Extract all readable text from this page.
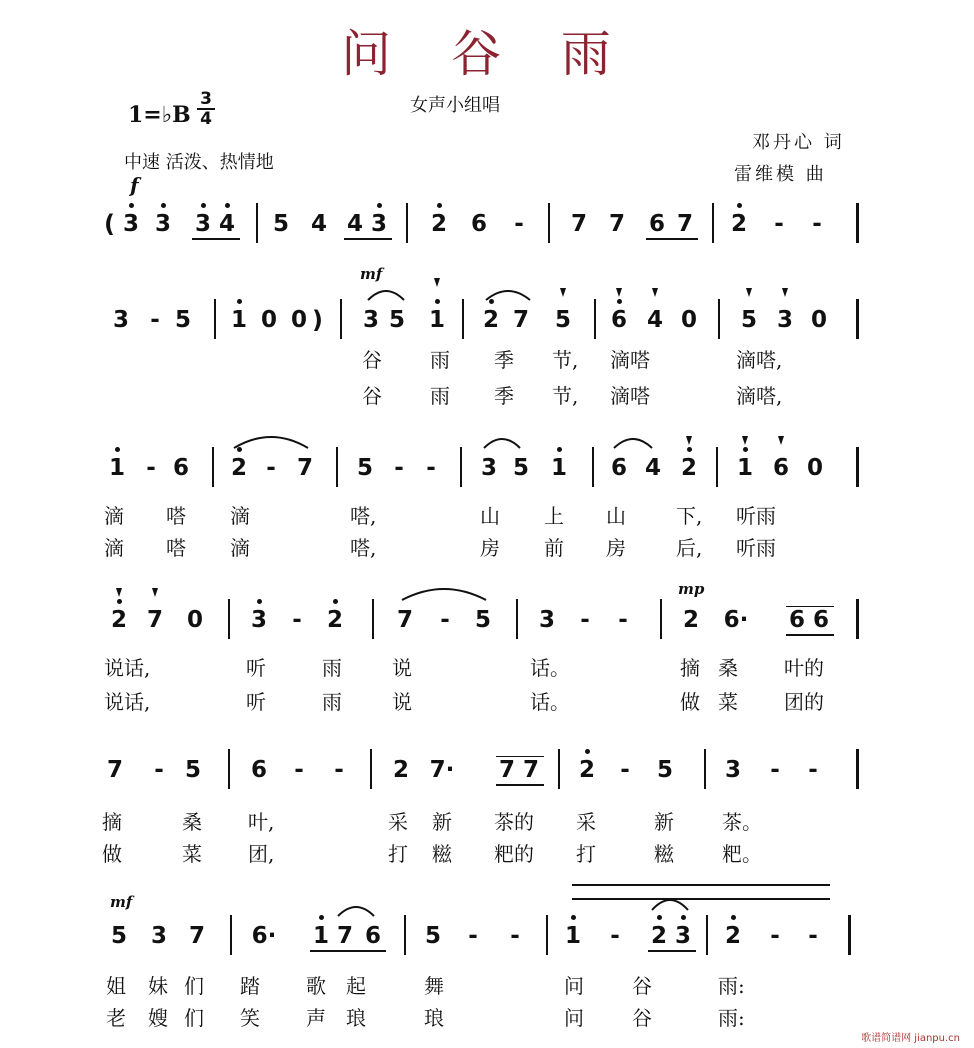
问 谷 雨
1=♭B $\frac{3}{4}$	女声小组唱
中速 活泼、热情地
邓丹心 词
雷维模 曲
f
( 3 3 3 4 5 4 4 3 2 6	-	7 7 6 7 2	-	-
mf
3 - 5 1 0 0 ) 3 5 1 2 7 5 6 4 0 5 3 0
谷 雨 季 节, 滴嗒	滴嗒,
谷 雨 季 节, 滴嗒	滴嗒,
1 - 6 2 - 7 5 - -	3 5 1 6 4 2 1 6 0
滴 嗒 滴	嗒,	山 上 山	下, 听雨
滴 嗒 滴	嗒,	房 前 房	后, 听雨
mp
2 7 0 3	-	2 7	-	5 3	-	-	2 6· 6 6
说话,	听	雨	说	话。	摘 桑 叶的
说话,	听	雨	说	话。	做 菜 团的
7	- 5 6	-	-	2 7· 7 7 2	-	5 3	-	-
摘	桑 叶,	采 新 茶的 采	新 茶。
做	菜 团,	打 糍 粑的 打	糍 粑。
mf
5 3 7 6· 1 7 6 5	-	-	1	-	2 3 2	-	-
姐 妹 们 踏 歌 起	舞	问 谷	雨:
老 嫂 们 笑 声 琅	琅	问 谷	雨:
歌谱简谱网 jianpu.cn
+++
- **WHAT YOU SHOULD DO**: Will you set down the records word for word while leaving out every picture?

- **COMPLETED TASK**:
Extract all readable text from this page.
问 谷 雨
1=♭B $\frac{3}{4}$	女声小组唱
中速 活泼、热情地
邓丹心 词
雷维模 曲
f
( 3 3 3 4 5 4 4 3 2 6	-	7 7 6 7 2	-	-
mf
3 - 5 1 0 0 ) 3 5 1 2 7 5 6 4 0 5 3 0
谷 雨 季 节, 滴嗒	滴嗒,
谷 雨 季 节, 滴嗒	滴嗒,
1 - 6 2 - 7 5 - -	3 5 1 6 4 2 1 6 0
滴 嗒 滴	嗒,	山 上 山	下, 听雨
滴 嗒 滴	嗒,	房 前 房	后, 听雨
mp
2 7 0 3	-	2 7	-	5 3	-	-	2 6· 6 6
说话,	听	雨	说	话。	摘 桑 叶的
说话,	听	雨	说	话。	做 菜 团的
7	- 5 6	-	-	2 7· 7 7 2	-	5 3	-	-
摘	桑 叶,	采 新 茶的 采	新 茶。
做	菜 团,	打 糍 粑的 打	糍 粑。
mf
5 3 7 6· 1 7 6 5	-	-	1	-	2 3 2	-	-
姐 妹 们 踏 歌 起	舞	问 谷	雨:
老 嫂 们 笑 声 琅	琅	问 谷	雨:
歌谱简谱网 jianpu.cn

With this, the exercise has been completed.